Count how many lines mention the word "JSON". Write that number alone.

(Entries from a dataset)
START
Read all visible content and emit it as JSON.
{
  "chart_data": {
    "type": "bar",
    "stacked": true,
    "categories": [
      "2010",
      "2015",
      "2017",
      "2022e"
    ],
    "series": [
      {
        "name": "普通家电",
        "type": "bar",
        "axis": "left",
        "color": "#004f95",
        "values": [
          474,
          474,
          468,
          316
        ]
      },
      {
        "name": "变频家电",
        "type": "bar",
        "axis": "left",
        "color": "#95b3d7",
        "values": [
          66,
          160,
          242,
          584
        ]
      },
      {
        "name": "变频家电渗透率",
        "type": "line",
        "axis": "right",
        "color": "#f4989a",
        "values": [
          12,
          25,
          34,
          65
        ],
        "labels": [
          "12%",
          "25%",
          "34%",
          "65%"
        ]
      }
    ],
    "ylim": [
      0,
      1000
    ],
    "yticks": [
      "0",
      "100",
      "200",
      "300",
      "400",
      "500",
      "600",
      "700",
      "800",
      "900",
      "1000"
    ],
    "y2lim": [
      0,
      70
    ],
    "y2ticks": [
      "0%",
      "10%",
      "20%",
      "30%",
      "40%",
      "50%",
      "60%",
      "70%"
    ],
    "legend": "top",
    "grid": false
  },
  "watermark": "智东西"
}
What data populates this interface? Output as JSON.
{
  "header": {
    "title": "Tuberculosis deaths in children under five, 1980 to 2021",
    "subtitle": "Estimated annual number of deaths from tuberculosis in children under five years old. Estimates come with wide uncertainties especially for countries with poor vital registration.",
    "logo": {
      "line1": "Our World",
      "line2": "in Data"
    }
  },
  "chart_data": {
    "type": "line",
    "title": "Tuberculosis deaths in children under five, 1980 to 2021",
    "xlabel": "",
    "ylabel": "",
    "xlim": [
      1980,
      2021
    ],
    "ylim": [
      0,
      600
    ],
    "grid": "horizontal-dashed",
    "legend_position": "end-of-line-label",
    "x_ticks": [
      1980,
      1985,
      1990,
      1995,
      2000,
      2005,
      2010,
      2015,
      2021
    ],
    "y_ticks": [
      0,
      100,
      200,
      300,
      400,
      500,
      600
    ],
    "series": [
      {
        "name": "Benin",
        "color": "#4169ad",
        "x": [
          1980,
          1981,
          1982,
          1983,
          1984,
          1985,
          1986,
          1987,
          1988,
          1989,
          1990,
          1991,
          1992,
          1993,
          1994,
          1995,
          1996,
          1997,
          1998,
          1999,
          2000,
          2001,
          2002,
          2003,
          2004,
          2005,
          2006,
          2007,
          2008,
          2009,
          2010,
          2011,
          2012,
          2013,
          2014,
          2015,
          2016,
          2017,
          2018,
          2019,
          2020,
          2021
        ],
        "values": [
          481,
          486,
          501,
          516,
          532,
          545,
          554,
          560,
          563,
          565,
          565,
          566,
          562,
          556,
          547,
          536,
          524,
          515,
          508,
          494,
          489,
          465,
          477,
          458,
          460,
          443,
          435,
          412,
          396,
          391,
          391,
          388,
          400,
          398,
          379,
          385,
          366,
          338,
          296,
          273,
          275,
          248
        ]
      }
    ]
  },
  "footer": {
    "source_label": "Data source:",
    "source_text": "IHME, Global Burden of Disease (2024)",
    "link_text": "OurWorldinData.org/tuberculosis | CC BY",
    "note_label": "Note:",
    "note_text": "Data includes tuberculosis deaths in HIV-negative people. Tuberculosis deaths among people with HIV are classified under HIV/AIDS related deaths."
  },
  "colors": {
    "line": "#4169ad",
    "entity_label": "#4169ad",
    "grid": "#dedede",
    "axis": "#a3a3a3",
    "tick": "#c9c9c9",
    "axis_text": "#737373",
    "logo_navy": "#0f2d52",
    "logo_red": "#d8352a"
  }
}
END
§ The result
2